▶ **YOUR OBJECTIVE**
Extract each record and reproduce it exactly.

Extracted data entries
━━━━━━━━━━━━━━━━

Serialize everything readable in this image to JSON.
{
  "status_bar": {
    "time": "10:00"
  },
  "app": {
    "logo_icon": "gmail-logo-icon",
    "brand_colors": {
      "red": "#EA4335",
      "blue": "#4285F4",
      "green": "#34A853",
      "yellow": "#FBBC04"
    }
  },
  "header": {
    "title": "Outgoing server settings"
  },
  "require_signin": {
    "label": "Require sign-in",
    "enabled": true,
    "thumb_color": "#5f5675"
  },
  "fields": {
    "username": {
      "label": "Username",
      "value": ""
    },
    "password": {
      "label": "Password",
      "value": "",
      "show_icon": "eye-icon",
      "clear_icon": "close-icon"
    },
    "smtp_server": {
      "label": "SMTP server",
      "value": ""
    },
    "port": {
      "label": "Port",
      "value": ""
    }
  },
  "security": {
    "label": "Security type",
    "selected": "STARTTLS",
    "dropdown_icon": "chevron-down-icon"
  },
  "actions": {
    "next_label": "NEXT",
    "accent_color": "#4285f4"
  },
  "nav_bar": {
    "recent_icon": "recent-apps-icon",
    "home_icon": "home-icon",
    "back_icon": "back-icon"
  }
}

━━━━━━━━━━━━━━━━

▶ **FINAL RESULT**
Serialize everything readable in this image to JSON.
{
  "status_bar": {
    "time": "10:00"
  },
  "app": {
    "logo_icon": "gmail-logo-icon",
    "brand_colors": {
      "red": "#EA4335",
      "blue": "#4285F4",
      "green": "#34A853",
      "yellow": "#FBBC04"
    }
  },
  "header": {
    "title": "Outgoing server settings"
  },
  "require_signin": {
    "label": "Require sign-in",
    "enabled": true,
    "thumb_color": "#5f5675"
  },
  "fields": {
    "username": {
      "label": "Username",
      "value": ""
    },
    "password": {
      "label": "Password",
      "value": "",
      "show_icon": "eye-icon",
      "clear_icon": "close-icon"
    },
    "smtp_server": {
      "label": "SMTP server",
      "value": ""
    },
    "port": {
      "label": "Port",
      "value": ""
    }
  },
  "security": {
    "label": "Security type",
    "selected": "STARTTLS",
    "dropdown_icon": "chevron-down-icon"
  },
  "actions": {
    "next_label": "NEXT",
    "accent_color": "#4285f4"
  },
  "nav_bar": {
    "recent_icon": "recent-apps-icon",
    "home_icon": "home-icon",
    "back_icon": "back-icon"
  }
}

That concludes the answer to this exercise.